───── MATERIAL SHOWN ─────

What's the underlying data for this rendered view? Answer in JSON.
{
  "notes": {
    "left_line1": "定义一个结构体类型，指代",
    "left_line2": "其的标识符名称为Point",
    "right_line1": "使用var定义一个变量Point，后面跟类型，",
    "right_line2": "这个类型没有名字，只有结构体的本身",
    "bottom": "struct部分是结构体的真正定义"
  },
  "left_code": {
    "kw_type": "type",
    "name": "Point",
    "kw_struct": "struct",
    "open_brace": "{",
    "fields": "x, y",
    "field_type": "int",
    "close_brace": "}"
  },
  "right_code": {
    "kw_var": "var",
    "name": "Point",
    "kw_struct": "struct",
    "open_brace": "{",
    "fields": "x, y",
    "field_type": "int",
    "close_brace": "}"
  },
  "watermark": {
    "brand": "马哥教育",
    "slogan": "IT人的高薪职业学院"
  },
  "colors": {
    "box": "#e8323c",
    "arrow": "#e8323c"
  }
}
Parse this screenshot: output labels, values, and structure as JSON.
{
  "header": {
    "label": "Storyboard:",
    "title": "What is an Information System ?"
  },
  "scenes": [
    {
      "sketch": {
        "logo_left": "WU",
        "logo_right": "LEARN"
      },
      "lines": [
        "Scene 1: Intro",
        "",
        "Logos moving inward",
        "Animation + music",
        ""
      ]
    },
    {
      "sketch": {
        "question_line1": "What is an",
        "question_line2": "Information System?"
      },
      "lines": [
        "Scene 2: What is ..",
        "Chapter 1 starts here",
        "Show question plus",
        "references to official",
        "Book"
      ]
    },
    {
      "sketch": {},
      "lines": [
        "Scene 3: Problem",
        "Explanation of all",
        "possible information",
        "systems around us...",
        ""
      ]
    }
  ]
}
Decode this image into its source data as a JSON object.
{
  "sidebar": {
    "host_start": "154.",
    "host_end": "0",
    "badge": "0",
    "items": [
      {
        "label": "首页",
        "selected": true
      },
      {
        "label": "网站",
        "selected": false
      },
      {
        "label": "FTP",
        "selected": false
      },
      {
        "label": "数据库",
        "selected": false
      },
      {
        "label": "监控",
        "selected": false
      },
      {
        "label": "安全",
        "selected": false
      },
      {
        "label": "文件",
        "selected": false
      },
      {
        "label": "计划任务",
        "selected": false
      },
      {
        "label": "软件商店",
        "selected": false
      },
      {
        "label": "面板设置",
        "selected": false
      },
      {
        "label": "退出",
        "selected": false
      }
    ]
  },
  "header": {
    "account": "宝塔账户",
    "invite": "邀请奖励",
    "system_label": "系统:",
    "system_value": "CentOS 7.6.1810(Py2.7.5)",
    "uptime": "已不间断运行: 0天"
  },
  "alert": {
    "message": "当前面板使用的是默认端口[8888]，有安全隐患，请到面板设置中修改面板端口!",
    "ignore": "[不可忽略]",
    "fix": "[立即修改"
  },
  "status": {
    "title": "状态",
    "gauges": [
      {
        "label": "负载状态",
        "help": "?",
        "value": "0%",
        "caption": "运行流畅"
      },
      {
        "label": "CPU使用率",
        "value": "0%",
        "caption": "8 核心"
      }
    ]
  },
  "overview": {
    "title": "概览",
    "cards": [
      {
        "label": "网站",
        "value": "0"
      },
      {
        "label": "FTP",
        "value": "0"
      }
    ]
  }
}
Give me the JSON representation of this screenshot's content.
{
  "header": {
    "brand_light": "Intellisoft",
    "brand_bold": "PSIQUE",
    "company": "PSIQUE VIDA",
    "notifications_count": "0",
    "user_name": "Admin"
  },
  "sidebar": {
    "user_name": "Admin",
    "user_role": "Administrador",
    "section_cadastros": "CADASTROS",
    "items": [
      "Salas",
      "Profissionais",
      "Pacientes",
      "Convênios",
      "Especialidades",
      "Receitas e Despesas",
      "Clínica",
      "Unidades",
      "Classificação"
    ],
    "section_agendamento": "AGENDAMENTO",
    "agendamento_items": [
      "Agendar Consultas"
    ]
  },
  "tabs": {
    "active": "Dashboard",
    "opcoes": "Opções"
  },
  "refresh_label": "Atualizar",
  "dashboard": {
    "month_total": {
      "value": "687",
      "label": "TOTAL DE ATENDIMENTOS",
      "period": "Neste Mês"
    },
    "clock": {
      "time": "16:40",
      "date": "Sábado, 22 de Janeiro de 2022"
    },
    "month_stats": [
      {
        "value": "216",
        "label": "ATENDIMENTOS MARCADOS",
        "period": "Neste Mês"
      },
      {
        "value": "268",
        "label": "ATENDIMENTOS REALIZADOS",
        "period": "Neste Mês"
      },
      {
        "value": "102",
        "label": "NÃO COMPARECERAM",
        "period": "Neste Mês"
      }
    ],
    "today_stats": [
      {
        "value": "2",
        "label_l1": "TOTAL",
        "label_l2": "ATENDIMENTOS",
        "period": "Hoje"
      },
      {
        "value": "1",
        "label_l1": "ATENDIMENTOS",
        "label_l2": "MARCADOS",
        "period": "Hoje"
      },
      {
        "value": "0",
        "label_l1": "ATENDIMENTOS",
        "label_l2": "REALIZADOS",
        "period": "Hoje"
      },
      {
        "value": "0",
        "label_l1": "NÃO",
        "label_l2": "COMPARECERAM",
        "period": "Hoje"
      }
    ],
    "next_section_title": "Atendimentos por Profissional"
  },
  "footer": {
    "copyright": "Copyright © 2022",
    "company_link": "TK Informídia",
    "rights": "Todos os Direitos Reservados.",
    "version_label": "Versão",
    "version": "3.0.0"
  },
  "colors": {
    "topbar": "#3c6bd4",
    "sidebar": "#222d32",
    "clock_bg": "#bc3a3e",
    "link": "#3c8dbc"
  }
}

─────

> OBJECTIVE: In this exercise, repeat all entries exactly.

> RESPONSE TO THIS EXERCISE:
What's the underlying data for this rendered view? Answer in JSON.
{
  "notes": {
    "left_line1": "定义一个结构体类型，指代",
    "left_line2": "其的标识符名称为Point",
    "right_line1": "使用var定义一个变量Point，后面跟类型，",
    "right_line2": "这个类型没有名字，只有结构体的本身",
    "bottom": "struct部分是结构体的真正定义"
  },
  "left_code": {
    "kw_type": "type",
    "name": "Point",
    "kw_struct": "struct",
    "open_brace": "{",
    "fields": "x, y",
    "field_type": "int",
    "close_brace": "}"
  },
  "right_code": {
    "kw_var": "var",
    "name": "Point",
    "kw_struct": "struct",
    "open_brace": "{",
    "fields": "x, y",
    "field_type": "int",
    "close_brace": "}"
  },
  "watermark": {
    "brand": "马哥教育",
    "slogan": "IT人的高薪职业学院"
  },
  "colors": {
    "box": "#e8323c",
    "arrow": "#e8323c"
  }
}
Parse this screenshot: output labels, values, and structure as JSON.
{
  "header": {
    "label": "Storyboard:",
    "title": "What is an Information System ?"
  },
  "scenes": [
    {
      "sketch": {
        "logo_left": "WU",
        "logo_right": "LEARN"
      },
      "lines": [
        "Scene 1: Intro",
        "",
        "Logos moving inward",
        "Animation + music",
        ""
      ]
    },
    {
      "sketch": {
        "question_line1": "What is an",
        "question_line2": "Information System?"
      },
      "lines": [
        "Scene 2: What is ..",
        "Chapter 1 starts here",
        "Show question plus",
        "references to official",
        "Book"
      ]
    },
    {
      "sketch": {},
      "lines": [
        "Scene 3: Problem",
        "Explanation of all",
        "possible information",
        "systems around us...",
        ""
      ]
    }
  ]
}
Decode this image into its source data as a JSON object.
{
  "sidebar": {
    "host_start": "154.",
    "host_end": "0",
    "badge": "0",
    "items": [
      {
        "label": "首页",
        "selected": true
      },
      {
        "label": "网站",
        "selected": false
      },
      {
        "label": "FTP",
        "selected": false
      },
      {
        "label": "数据库",
        "selected": false
      },
      {
        "label": "监控",
        "selected": false
      },
      {
        "label": "安全",
        "selected": false
      },
      {
        "label": "文件",
        "selected": false
      },
      {
        "label": "计划任务",
        "selected": false
      },
      {
        "label": "软件商店",
        "selected": false
      },
      {
        "label": "面板设置",
        "selected": false
      },
      {
        "label": "退出",
        "selected": false
      }
    ]
  },
  "header": {
    "account": "宝塔账户",
    "invite": "邀请奖励",
    "system_label": "系统:",
    "system_value": "CentOS 7.6.1810(Py2.7.5)",
    "uptime": "已不间断运行: 0天"
  },
  "alert": {
    "message": "当前面板使用的是默认端口[8888]，有安全隐患，请到面板设置中修改面板端口!",
    "ignore": "[不可忽略]",
    "fix": "[立即修改"
  },
  "status": {
    "title": "状态",
    "gauges": [
      {
        "label": "负载状态",
        "help": "?",
        "value": "0%",
        "caption": "运行流畅"
      },
      {
        "label": "CPU使用率",
        "value": "0%",
        "caption": "8 核心"
      }
    ]
  },
  "overview": {
    "title": "概览",
    "cards": [
      {
        "label": "网站",
        "value": "0"
      },
      {
        "label": "FTP",
        "value": "0"
      }
    ]
  }
}
Give me the JSON representation of this screenshot's content.
{
  "header": {
    "brand_light": "Intellisoft",
    "brand_bold": "PSIQUE",
    "company": "PSIQUE VIDA",
    "notifications_count": "0",
    "user_name": "Admin"
  },
  "sidebar": {
    "user_name": "Admin",
    "user_role": "Administrador",
    "section_cadastros": "CADASTROS",
    "items": [
      "Salas",
      "Profissionais",
      "Pacientes",
      "Convênios",
      "Especialidades",
      "Receitas e Despesas",
      "Clínica",
      "Unidades",
      "Classificação"
    ],
    "section_agendamento": "AGENDAMENTO",
    "agendamento_items": [
      "Agendar Consultas"
    ]
  },
  "tabs": {
    "active": "Dashboard",
    "opcoes": "Opções"
  },
  "refresh_label": "Atualizar",
  "dashboard": {
    "month_total": {
      "value": "687",
      "label": "TOTAL DE ATENDIMENTOS",
      "period": "Neste Mês"
    },
    "clock": {
      "time": "16:40",
      "date": "Sábado, 22 de Janeiro de 2022"
    },
    "month_stats": [
      {
        "value": "216",
        "label": "ATENDIMENTOS MARCADOS",
        "period": "Neste Mês"
      },
      {
        "value": "268",
        "label": "ATENDIMENTOS REALIZADOS",
        "period": "Neste Mês"
      },
      {
        "value": "102",
        "label": "NÃO COMPARECERAM",
        "period": "Neste Mês"
      }
    ],
    "today_stats": [
      {
        "value": "2",
        "label_l1": "TOTAL",
        "label_l2": "ATENDIMENTOS",
        "period": "Hoje"
      },
      {
        "value": "1",
        "label_l1": "ATENDIMENTOS",
        "label_l2": "MARCADOS",
        "period": "Hoje"
      },
      {
        "value": "0",
        "label_l1": "ATENDIMENTOS",
        "label_l2": "REALIZADOS",
        "period": "Hoje"
      },
      {
        "value": "0",
        "label_l1": "NÃO",
        "label_l2": "COMPARECERAM",
        "period": "Hoje"
      }
    ],
    "next_section_title": "Atendimentos por Profissional"
  },
  "footer": {
    "copyright": "Copyright © 2022",
    "company_link": "TK Informídia",
    "rights": "Todos os Direitos Reservados.",
    "version_label": "Versão",
    "version": "3.0.0"
  },
  "colors": {
    "topbar": "#3c6bd4",
    "sidebar": "#222d32",
    "clock_bg": "#bc3a3e",
    "link": "#3c8dbc"
  }
}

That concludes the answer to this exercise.